Could you print the listing again exactly, omitting the pictures?
================
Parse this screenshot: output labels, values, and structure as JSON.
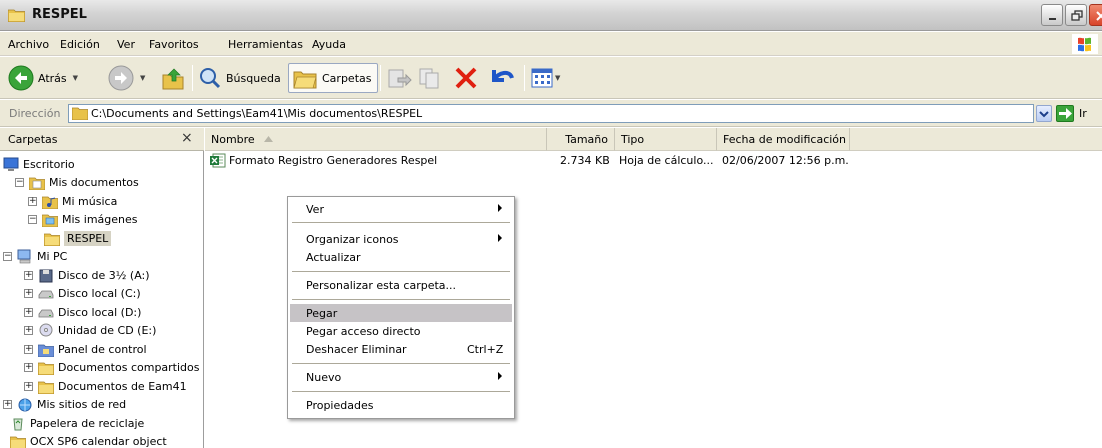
{
  "window": {
    "title": "RESPEL"
  },
  "menubar": {
    "items": [
      "Archivo",
      "Edición",
      "Ver",
      "Favoritos",
      "Herramientas",
      "Ayuda"
    ]
  },
  "toolbar": {
    "back": "Atrás",
    "search": "Búsqueda",
    "folders": "Carpetas"
  },
  "address": {
    "label": "Dirección",
    "value": "C:\\Documents and Settings\\Eam41\\Mis documentos\\RESPEL",
    "go": "Ir"
  },
  "folders_pane": {
    "title": "Carpetas",
    "close": "×",
    "tree": [
      {
        "label": "Escritorio",
        "icon": "desktop-icon",
        "expander": ""
      },
      {
        "label": "Mis documentos",
        "icon": "documents-folder-icon",
        "expander": "−"
      },
      {
        "label": "Mi música",
        "icon": "music-folder-icon",
        "expander": "+"
      },
      {
        "label": "Mis imágenes",
        "icon": "pictures-folder-icon",
        "expander": "−"
      },
      {
        "label": "RESPEL",
        "icon": "folder-icon",
        "expander": ""
      },
      {
        "label": "Mi PC",
        "icon": "computer-icon",
        "expander": "−"
      },
      {
        "label": "Disco de 3½ (A:)",
        "icon": "floppy-drive-icon",
        "expander": "+"
      },
      {
        "label": "Disco local (C:)",
        "icon": "hard-drive-icon",
        "expander": "+"
      },
      {
        "label": "Disco local (D:)",
        "icon": "hard-drive-icon",
        "expander": "+"
      },
      {
        "label": "Unidad de CD (E:)",
        "icon": "cd-drive-icon",
        "expander": "+"
      },
      {
        "label": "Panel de control",
        "icon": "control-panel-icon",
        "expander": "+"
      },
      {
        "label": "Documentos compartidos",
        "icon": "folder-icon",
        "expander": "+"
      },
      {
        "label": "Documentos de Eam41",
        "icon": "folder-icon",
        "expander": "+"
      },
      {
        "label": "Mis sitios de red",
        "icon": "network-icon",
        "expander": "+"
      },
      {
        "label": "Papelera de reciclaje",
        "icon": "recycle-bin-icon",
        "expander": ""
      },
      {
        "label": "OCX SP6 calendar object",
        "icon": "folder-icon",
        "expander": ""
      }
    ]
  },
  "filelist": {
    "columns": {
      "name": "Nombre",
      "size": "Tamaño",
      "type": "Tipo",
      "modified": "Fecha de modificación"
    },
    "rows": [
      {
        "name": "Formato Registro Generadores Respel",
        "size": "2.734 KB",
        "type": "Hoja de cálculo...",
        "modified": "02/06/2007 12:56 p.m.",
        "icon": "excel-file-icon"
      }
    ]
  },
  "context_menu": {
    "items": [
      {
        "label": "Ver",
        "submenu": true
      },
      {
        "label": "Organizar iconos",
        "submenu": true
      },
      {
        "label": "Actualizar"
      },
      {
        "label": "Personalizar esta carpeta..."
      },
      {
        "label": "Pegar",
        "highlighted": true
      },
      {
        "label": "Pegar acceso directo"
      },
      {
        "label": "Deshacer Eliminar",
        "shortcut": "Ctrl+Z"
      },
      {
        "label": "Nuevo",
        "submenu": true
      },
      {
        "label": "Propiedades"
      }
    ]
  }
}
================
» **ANSWER BOX**
Parse this screenshot: output labels, values, and structure as JSON.
{
  "window": {
    "title": "RESPEL"
  },
  "menubar": {
    "items": [
      "Archivo",
      "Edición",
      "Ver",
      "Favoritos",
      "Herramientas",
      "Ayuda"
    ]
  },
  "toolbar": {
    "back": "Atrás",
    "search": "Búsqueda",
    "folders": "Carpetas"
  },
  "address": {
    "label": "Dirección",
    "value": "C:\\Documents and Settings\\Eam41\\Mis documentos\\RESPEL",
    "go": "Ir"
  },
  "folders_pane": {
    "title": "Carpetas",
    "close": "×",
    "tree": [
      {
        "label": "Escritorio",
        "icon": "desktop-icon",
        "expander": ""
      },
      {
        "label": "Mis documentos",
        "icon": "documents-folder-icon",
        "expander": "−"
      },
      {
        "label": "Mi música",
        "icon": "music-folder-icon",
        "expander": "+"
      },
      {
        "label": "Mis imágenes",
        "icon": "pictures-folder-icon",
        "expander": "−"
      },
      {
        "label": "RESPEL",
        "icon": "folder-icon",
        "expander": ""
      },
      {
        "label": "Mi PC",
        "icon": "computer-icon",
        "expander": "−"
      },
      {
        "label": "Disco de 3½ (A:)",
        "icon": "floppy-drive-icon",
        "expander": "+"
      },
      {
        "label": "Disco local (C:)",
        "icon": "hard-drive-icon",
        "expander": "+"
      },
      {
        "label": "Disco local (D:)",
        "icon": "hard-drive-icon",
        "expander": "+"
      },
      {
        "label": "Unidad de CD (E:)",
        "icon": "cd-drive-icon",
        "expander": "+"
      },
      {
        "label": "Panel de control",
        "icon": "control-panel-icon",
        "expander": "+"
      },
      {
        "label": "Documentos compartidos",
        "icon": "folder-icon",
        "expander": "+"
      },
      {
        "label": "Documentos de Eam41",
        "icon": "folder-icon",
        "expander": "+"
      },
      {
        "label": "Mis sitios de red",
        "icon": "network-icon",
        "expander": "+"
      },
      {
        "label": "Papelera de reciclaje",
        "icon": "recycle-bin-icon",
        "expander": ""
      },
      {
        "label": "OCX SP6 calendar object",
        "icon": "folder-icon",
        "expander": ""
      }
    ]
  },
  "filelist": {
    "columns": {
      "name": "Nombre",
      "size": "Tamaño",
      "type": "Tipo",
      "modified": "Fecha de modificación"
    },
    "rows": [
      {
        "name": "Formato Registro Generadores Respel",
        "size": "2.734 KB",
        "type": "Hoja de cálculo...",
        "modified": "02/06/2007 12:56 p.m.",
        "icon": "excel-file-icon"
      }
    ]
  },
  "context_menu": {
    "items": [
      {
        "label": "Ver",
        "submenu": true
      },
      {
        "label": "Organizar iconos",
        "submenu": true
      },
      {
        "label": "Actualizar"
      },
      {
        "label": "Personalizar esta carpeta..."
      },
      {
        "label": "Pegar",
        "highlighted": true
      },
      {
        "label": "Pegar acceso directo"
      },
      {
        "label": "Deshacer Eliminar",
        "shortcut": "Ctrl+Z"
      },
      {
        "label": "Nuevo",
        "submenu": true
      },
      {
        "label": "Propiedades"
      }
    ]
  }
}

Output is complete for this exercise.